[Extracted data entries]
* Begin *
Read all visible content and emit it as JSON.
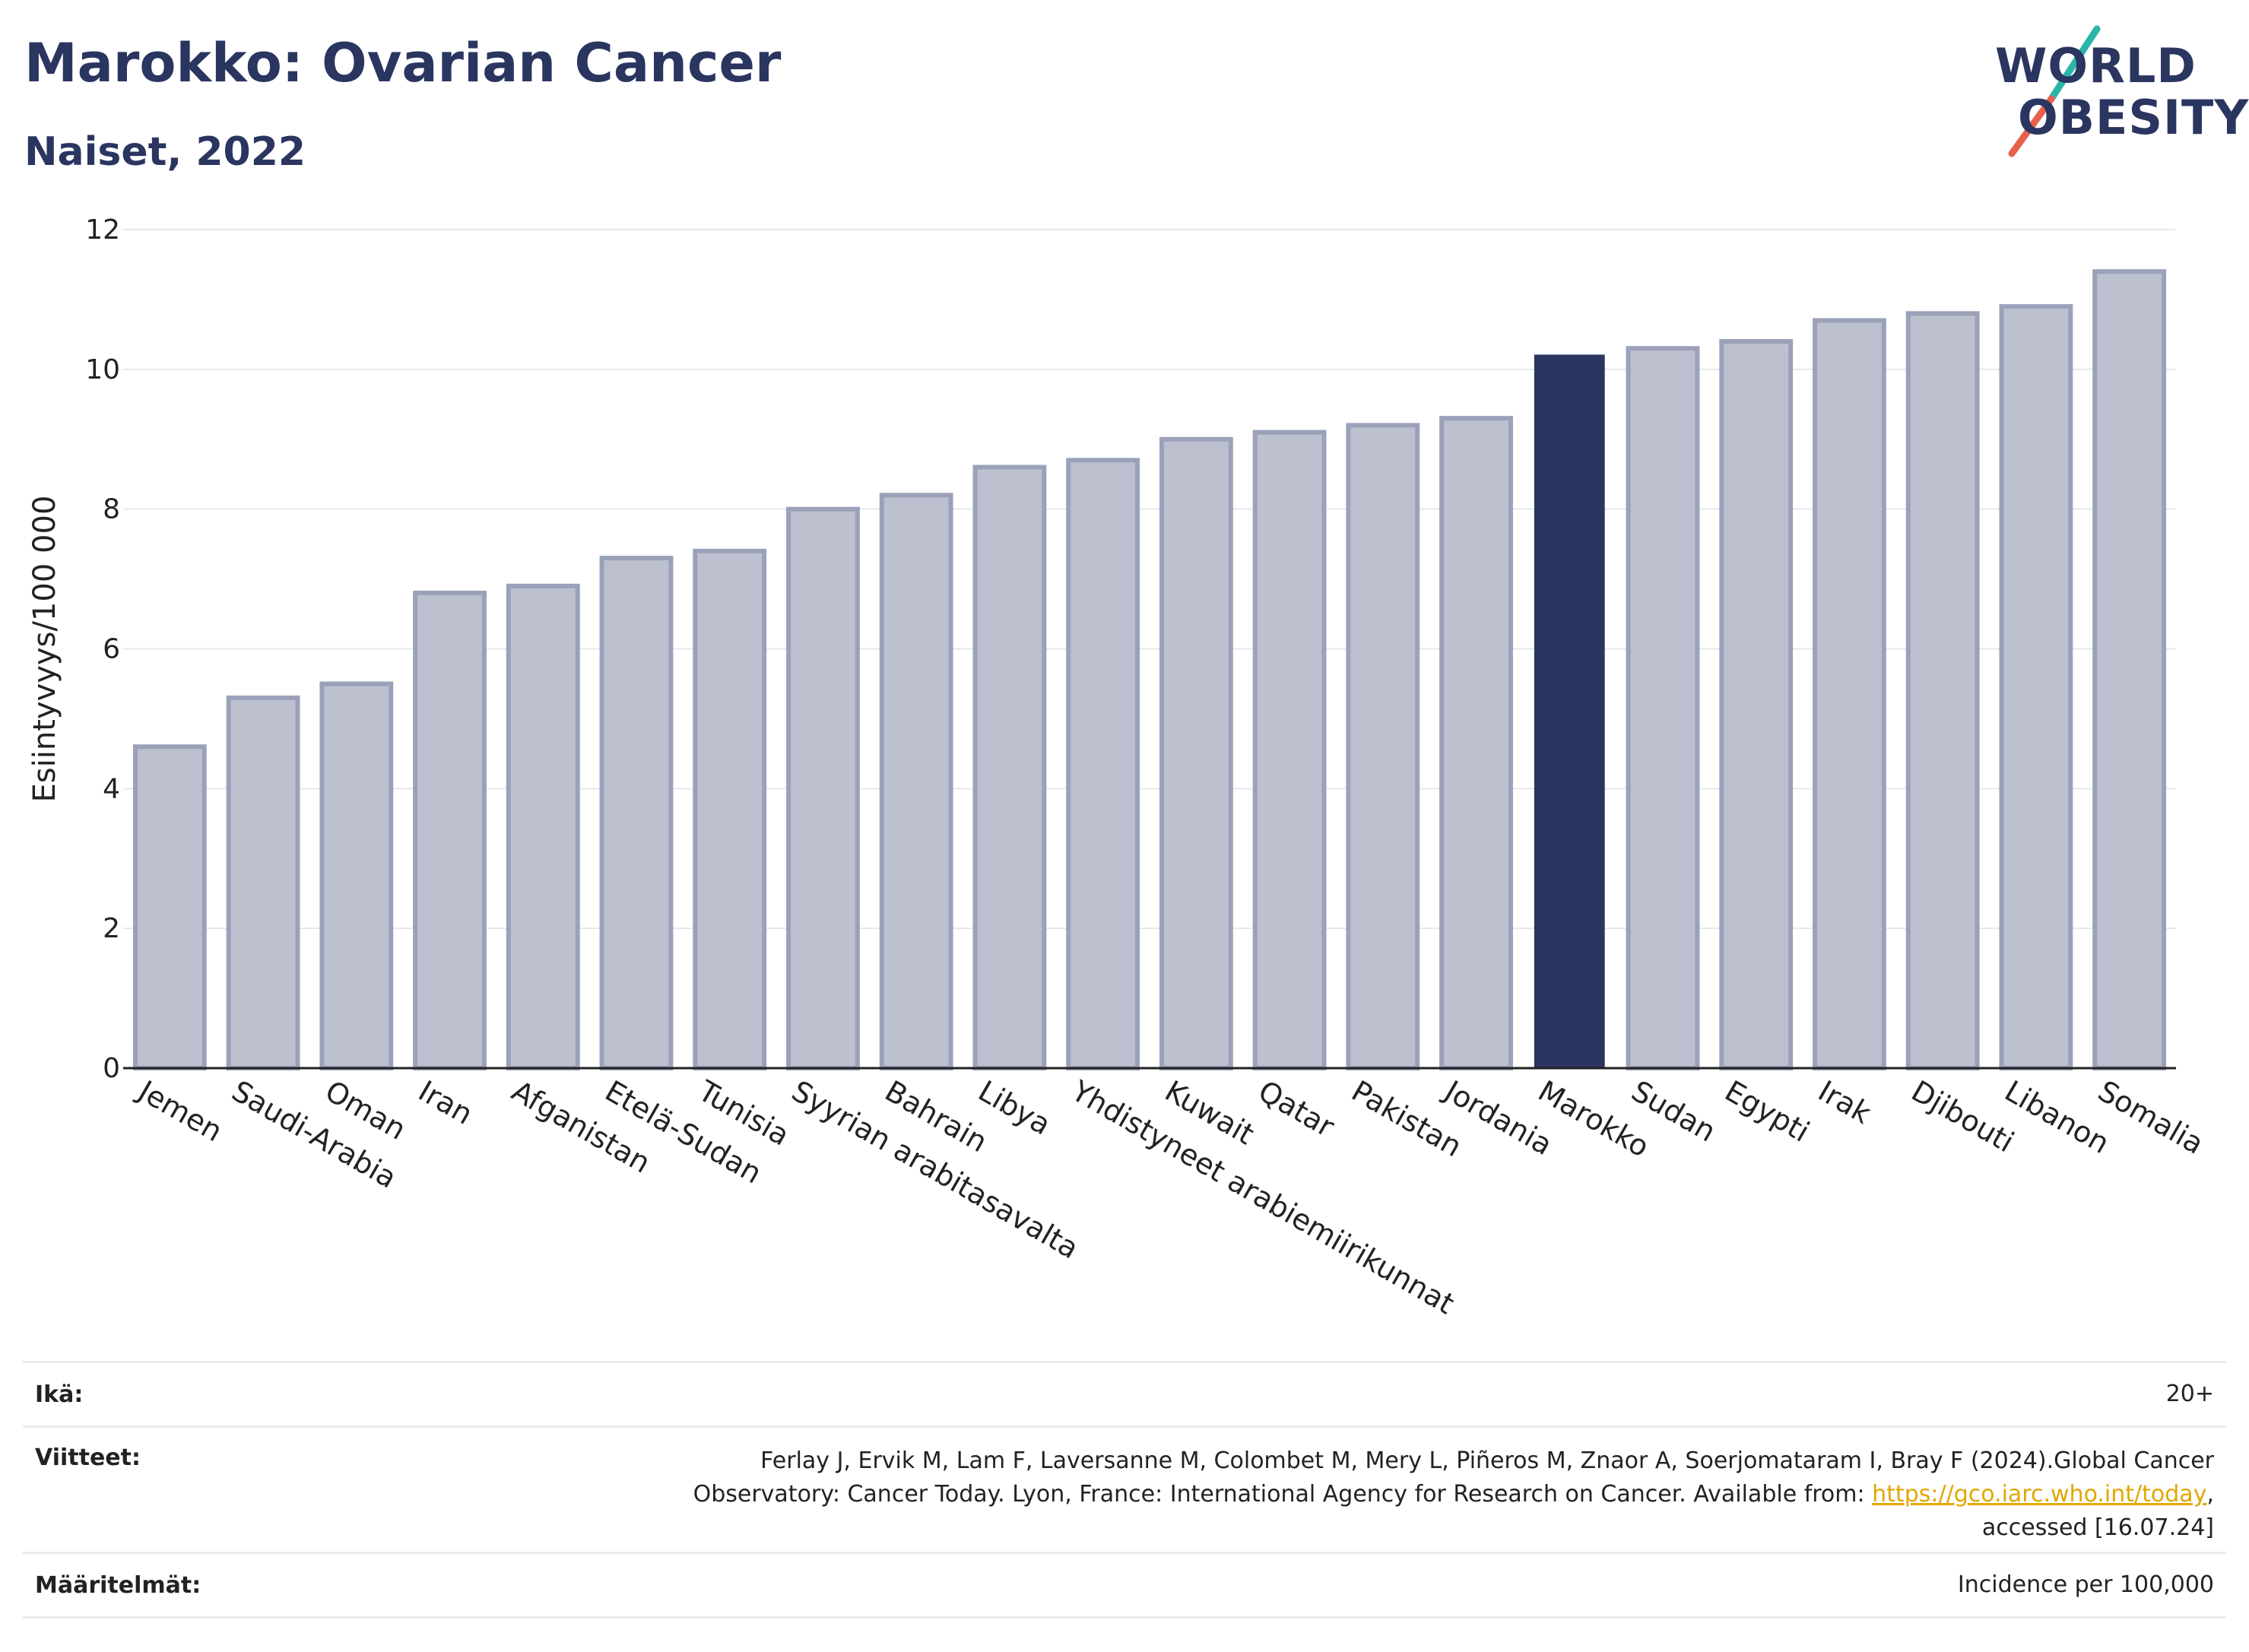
{
  "header": {
    "title": "Marokko: Ovarian Cancer",
    "subtitle": "Naiset, 2022"
  },
  "logo": {
    "line1": "WORLD",
    "line2": "OBESITY",
    "line1_rest": "RLD",
    "line2_rest": "BESITY",
    "line1_start": "W"
  },
  "colors": {
    "bar": "#bcc0cf",
    "bar_border": "#9aa1b9",
    "highlight": "#2a3560",
    "title": "#2a3560",
    "link": "#e0a800"
  },
  "chart_data": {
    "type": "bar",
    "ylabel": "Esiintyvyys/100 000",
    "xlabel": "",
    "ylim": [
      0,
      12
    ],
    "yticks": [
      0,
      2,
      4,
      6,
      8,
      10,
      12
    ],
    "grid": true,
    "highlight": "Marokko",
    "categories": [
      "Jemen",
      "Saudi-Arabia",
      "Oman",
      "Iran",
      "Afganistan",
      "Etelä-Sudan",
      "Tunisia",
      "Syyrian arabitasavalta",
      "Bahrain",
      "Libya",
      "Yhdistyneet arabiemiirikunnat",
      "Kuwait",
      "Qatar",
      "Pakistan",
      "Jordania",
      "Marokko",
      "Sudan",
      "Egypti",
      "Irak",
      "Djibouti",
      "Libanon",
      "Somalia"
    ],
    "values": [
      4.6,
      5.3,
      5.5,
      6.8,
      6.9,
      7.3,
      7.4,
      8.0,
      8.2,
      8.6,
      8.7,
      9.0,
      9.1,
      9.2,
      9.3,
      10.2,
      10.3,
      10.4,
      10.7,
      10.8,
      10.9,
      11.4
    ]
  },
  "footer": {
    "age_label": "Ikä:",
    "age_value": "20+",
    "refs_label": "Viitteet:",
    "refs_line1": "Ferlay J, Ervik M, Lam F, Laversanne M, Colombet M, Mery L, Piñeros M, Znaor A, Soerjomataram I, Bray F (2024).Global Cancer",
    "refs_line2a": "Observatory: Cancer Today. Lyon, France: International Agency for Research on Cancer. Available from: ",
    "refs_link": "https://gco.iarc.who.int/today",
    "refs_line2b": ",",
    "refs_line3": "accessed [16.07.24]",
    "defs_label": "Määritelmät:",
    "defs_value": "Incidence per 100,000"
  }
}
* End *
Directive:
Extract every line containing the string "highlight" from the data above.

Output below:
    "highlight": "#2a3560",
    "highlight": "Marokko",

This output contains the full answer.